ITEMS ::
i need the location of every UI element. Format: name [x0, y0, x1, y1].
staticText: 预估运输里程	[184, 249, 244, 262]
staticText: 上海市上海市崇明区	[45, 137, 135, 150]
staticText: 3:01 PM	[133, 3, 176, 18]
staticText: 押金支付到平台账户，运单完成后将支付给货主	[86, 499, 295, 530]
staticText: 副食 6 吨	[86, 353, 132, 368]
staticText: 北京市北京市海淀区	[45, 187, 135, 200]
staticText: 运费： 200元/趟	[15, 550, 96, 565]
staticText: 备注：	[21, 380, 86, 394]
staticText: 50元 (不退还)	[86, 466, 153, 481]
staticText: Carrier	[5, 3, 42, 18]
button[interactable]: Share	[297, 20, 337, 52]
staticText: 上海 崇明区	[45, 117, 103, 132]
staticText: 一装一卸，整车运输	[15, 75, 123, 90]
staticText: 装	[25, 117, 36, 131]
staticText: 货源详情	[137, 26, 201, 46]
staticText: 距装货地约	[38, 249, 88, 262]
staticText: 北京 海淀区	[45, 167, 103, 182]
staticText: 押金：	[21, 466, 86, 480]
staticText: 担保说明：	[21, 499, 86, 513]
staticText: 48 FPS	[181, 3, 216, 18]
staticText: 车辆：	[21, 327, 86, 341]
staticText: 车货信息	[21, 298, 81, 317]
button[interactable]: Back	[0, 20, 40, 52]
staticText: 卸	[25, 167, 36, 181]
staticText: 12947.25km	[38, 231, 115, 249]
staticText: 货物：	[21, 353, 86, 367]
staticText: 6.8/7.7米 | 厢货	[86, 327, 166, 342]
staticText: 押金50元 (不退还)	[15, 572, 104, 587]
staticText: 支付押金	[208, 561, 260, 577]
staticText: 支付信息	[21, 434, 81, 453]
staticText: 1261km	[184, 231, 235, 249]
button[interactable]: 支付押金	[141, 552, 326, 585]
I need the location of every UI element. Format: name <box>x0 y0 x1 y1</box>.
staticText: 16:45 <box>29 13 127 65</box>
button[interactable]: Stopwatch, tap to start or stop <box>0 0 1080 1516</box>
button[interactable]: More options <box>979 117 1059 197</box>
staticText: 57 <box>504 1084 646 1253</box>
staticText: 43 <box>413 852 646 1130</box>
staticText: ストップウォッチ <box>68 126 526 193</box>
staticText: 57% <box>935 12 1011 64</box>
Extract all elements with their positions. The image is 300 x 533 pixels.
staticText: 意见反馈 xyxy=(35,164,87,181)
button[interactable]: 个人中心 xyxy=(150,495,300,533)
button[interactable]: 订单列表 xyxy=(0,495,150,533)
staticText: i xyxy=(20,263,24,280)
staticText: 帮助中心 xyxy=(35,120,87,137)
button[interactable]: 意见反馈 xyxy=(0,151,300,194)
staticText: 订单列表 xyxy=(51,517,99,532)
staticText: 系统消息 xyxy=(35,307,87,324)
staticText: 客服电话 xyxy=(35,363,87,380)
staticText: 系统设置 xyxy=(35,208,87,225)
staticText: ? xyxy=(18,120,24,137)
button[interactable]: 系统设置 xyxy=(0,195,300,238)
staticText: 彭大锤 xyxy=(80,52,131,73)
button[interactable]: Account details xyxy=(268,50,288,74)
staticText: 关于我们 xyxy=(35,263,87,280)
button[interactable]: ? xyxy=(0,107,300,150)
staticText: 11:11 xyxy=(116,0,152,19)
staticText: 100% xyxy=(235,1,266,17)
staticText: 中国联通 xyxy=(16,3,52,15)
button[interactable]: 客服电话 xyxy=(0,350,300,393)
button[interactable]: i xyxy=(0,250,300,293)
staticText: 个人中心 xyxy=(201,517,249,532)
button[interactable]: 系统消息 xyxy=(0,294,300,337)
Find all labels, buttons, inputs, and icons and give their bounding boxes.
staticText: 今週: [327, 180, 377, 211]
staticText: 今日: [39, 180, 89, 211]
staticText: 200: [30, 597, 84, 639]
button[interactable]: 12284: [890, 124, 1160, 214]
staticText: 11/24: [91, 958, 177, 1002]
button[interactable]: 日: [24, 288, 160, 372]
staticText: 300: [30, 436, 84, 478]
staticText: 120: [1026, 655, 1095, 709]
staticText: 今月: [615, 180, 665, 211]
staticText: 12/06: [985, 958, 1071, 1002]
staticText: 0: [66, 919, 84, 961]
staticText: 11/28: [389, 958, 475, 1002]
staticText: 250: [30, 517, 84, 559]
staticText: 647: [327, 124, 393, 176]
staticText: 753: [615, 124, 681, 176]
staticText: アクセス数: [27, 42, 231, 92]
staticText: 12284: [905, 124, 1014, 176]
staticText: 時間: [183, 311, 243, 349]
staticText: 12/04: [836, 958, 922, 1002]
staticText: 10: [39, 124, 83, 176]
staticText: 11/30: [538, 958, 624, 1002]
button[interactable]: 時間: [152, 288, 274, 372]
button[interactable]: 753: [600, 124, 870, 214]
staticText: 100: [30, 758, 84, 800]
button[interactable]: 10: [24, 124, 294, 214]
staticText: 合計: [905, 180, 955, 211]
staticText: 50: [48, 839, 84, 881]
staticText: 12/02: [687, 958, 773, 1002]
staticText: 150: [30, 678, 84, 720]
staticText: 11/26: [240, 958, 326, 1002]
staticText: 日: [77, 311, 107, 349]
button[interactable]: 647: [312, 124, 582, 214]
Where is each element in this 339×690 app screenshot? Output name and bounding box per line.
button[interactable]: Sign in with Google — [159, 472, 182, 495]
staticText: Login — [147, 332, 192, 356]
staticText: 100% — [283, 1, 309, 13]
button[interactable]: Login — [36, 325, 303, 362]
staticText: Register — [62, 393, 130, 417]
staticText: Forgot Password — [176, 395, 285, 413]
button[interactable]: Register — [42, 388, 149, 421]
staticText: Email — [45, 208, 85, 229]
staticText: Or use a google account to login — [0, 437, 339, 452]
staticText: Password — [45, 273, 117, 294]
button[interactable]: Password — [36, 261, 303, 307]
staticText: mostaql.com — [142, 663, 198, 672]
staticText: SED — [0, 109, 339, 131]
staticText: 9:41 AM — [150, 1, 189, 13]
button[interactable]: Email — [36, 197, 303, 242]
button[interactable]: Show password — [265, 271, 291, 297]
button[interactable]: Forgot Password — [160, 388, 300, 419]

TASK STATEMENT :: Please retype the lines above, from the very first line through the line containing "187, 135, 200]", with every character unchanged.

REPLY ::
i need the location of every UI element. Format: name [x0, y0, x1, y1].
staticText: 预估运输里程	[184, 249, 244, 262]
staticText: 上海市上海市崇明区	[45, 137, 135, 150]
staticText: 3:01 PM	[133, 3, 176, 18]
staticText: 押金支付到平台账户，运单完成后将支付给货主	[86, 499, 295, 530]
staticText: 副食 6 吨	[86, 353, 132, 368]
staticText: 北京市北京市海淀区	[45, 187, 135, 200]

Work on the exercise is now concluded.